**AIM OF THE TASK:**
Copy out every line containing the word "fördelningen".
BEGIN
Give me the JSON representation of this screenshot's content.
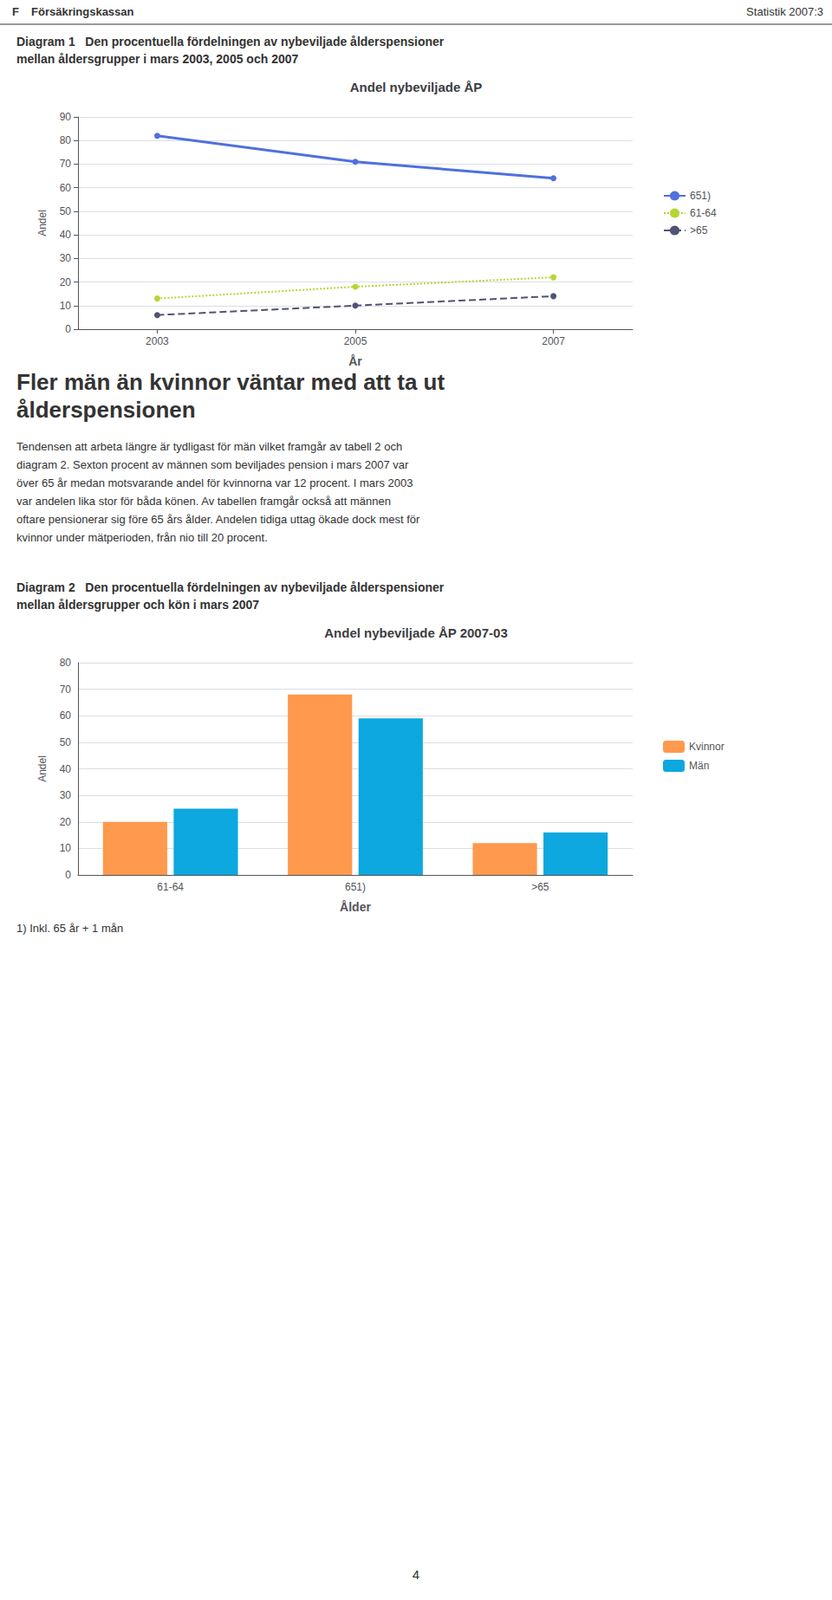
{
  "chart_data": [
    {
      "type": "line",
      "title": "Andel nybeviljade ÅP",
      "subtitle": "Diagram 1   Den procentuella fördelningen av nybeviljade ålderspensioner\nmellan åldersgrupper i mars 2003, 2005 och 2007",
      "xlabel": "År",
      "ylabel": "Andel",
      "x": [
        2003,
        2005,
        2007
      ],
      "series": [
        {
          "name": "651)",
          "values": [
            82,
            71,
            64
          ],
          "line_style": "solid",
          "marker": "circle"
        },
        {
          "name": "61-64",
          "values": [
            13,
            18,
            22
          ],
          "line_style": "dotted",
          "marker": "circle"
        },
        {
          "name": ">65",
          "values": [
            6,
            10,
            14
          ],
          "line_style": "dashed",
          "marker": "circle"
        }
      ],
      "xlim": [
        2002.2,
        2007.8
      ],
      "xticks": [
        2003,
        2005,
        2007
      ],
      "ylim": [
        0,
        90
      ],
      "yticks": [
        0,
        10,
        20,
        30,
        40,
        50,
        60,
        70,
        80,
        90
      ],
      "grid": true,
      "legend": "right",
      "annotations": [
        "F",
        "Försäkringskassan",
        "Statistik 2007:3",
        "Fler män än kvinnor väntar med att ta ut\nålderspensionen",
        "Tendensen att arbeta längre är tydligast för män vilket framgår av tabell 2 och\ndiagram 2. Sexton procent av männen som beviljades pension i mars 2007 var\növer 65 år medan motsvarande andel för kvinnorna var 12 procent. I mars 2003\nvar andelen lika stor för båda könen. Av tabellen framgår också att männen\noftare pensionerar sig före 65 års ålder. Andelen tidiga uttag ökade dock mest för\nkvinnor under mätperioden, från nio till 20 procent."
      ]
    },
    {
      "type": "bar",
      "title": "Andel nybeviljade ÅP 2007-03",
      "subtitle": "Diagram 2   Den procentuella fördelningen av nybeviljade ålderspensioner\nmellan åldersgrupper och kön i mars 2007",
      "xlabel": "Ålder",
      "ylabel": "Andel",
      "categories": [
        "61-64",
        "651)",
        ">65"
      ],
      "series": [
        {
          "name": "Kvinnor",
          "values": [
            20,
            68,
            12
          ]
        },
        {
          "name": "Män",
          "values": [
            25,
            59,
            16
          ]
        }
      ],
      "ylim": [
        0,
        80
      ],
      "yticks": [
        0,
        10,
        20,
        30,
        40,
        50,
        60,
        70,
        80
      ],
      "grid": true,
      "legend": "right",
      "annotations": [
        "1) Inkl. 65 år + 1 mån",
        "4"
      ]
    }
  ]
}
END
BEGIN
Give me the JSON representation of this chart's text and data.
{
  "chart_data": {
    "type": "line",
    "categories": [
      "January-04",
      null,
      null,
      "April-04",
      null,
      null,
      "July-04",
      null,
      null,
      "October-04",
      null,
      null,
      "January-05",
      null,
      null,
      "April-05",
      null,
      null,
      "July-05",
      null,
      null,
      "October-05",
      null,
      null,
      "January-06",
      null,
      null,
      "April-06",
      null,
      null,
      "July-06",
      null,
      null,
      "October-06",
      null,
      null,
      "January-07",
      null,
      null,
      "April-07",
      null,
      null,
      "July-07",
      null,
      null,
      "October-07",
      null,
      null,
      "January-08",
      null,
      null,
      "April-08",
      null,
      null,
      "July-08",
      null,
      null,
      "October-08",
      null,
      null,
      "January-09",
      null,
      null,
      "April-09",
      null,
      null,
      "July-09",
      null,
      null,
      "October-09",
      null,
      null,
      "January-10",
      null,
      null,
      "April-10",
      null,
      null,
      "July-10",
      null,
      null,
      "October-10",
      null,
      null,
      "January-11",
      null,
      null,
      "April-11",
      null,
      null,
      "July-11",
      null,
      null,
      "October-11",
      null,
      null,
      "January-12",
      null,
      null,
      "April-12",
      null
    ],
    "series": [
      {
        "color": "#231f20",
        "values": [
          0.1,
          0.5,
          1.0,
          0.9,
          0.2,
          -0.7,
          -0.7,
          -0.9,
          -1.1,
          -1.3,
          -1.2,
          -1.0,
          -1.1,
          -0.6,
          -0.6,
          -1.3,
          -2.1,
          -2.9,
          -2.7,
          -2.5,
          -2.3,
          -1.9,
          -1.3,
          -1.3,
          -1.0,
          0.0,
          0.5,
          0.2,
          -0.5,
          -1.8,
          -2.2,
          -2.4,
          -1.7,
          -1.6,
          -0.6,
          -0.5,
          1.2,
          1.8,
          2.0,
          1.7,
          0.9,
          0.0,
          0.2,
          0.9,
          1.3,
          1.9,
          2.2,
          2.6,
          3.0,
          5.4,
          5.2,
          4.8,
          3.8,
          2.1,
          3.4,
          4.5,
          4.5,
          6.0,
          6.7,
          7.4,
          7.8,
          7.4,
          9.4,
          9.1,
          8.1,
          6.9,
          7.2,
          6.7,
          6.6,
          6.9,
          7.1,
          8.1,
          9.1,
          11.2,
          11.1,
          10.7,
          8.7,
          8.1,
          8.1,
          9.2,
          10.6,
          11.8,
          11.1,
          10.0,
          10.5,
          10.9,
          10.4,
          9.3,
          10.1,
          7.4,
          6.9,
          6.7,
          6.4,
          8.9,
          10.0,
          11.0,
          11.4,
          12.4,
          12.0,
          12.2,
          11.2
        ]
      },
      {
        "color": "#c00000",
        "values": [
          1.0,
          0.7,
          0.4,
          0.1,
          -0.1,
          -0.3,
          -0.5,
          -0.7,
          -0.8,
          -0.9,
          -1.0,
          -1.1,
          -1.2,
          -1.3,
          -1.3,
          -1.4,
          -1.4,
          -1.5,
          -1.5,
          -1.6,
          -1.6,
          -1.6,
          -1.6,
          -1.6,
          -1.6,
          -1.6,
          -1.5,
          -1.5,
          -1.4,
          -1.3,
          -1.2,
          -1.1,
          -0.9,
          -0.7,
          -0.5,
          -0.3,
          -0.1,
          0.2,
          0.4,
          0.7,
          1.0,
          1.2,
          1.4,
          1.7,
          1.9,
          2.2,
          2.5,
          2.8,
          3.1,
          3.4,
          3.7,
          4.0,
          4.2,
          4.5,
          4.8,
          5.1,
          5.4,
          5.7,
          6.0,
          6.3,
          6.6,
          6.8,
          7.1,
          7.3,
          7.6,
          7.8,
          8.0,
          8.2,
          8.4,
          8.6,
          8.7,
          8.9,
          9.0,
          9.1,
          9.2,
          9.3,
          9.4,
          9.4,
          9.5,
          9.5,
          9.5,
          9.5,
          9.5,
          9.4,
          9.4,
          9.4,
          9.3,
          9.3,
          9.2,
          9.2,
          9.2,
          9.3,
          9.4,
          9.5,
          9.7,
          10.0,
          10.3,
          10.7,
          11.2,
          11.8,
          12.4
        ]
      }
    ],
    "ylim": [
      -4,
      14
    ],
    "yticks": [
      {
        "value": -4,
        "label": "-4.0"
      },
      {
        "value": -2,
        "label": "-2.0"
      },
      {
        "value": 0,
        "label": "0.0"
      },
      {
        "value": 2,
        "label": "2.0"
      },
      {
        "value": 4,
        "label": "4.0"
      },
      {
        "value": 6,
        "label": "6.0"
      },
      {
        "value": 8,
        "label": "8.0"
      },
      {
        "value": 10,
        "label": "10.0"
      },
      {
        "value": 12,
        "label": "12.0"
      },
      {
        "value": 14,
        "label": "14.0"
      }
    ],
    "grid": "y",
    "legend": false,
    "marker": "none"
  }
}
END
BEGIN
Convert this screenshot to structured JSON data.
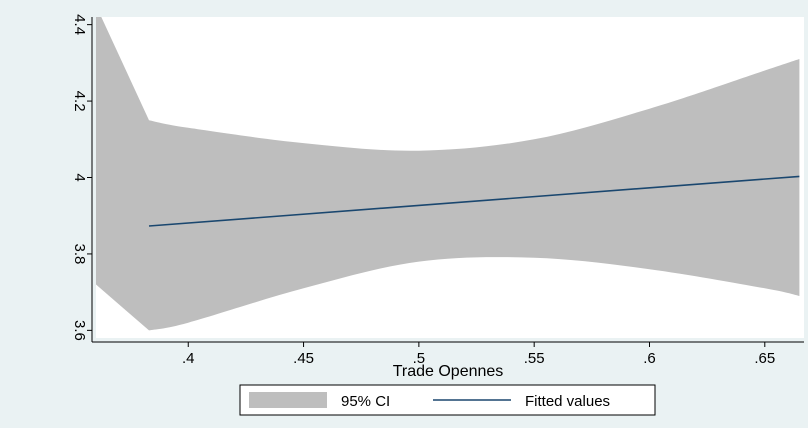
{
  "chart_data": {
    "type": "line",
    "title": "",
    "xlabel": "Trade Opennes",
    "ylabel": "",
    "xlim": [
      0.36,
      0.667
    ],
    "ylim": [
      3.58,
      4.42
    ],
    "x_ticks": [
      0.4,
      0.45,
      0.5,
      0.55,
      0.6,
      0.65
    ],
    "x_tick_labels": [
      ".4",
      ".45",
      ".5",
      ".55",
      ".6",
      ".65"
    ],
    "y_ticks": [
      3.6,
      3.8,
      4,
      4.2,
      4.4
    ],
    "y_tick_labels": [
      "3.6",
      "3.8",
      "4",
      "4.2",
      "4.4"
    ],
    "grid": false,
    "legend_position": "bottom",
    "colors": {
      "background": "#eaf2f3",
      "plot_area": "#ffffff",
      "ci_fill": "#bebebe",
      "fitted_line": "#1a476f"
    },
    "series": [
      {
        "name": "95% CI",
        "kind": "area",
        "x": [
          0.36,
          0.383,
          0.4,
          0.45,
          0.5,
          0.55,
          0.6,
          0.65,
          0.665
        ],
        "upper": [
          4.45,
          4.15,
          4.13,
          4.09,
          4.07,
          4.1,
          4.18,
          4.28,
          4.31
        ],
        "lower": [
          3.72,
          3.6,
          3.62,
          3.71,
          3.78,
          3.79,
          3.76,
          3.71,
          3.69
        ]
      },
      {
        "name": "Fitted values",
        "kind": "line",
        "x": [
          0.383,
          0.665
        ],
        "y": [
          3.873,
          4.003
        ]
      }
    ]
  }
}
END
**RESULT:**
      "subtitle": "Diagram 1   Den procentuella fördelningen av nybeviljade ålderspensioner\nmellan åldersgrupper i mars 2003, 2005 och 2007",
      "subtitle": "Diagram 2   Den procentuella fördelningen av nybeviljade ålderspensioner\nmellan åldersgrupper och kön i mars 2007",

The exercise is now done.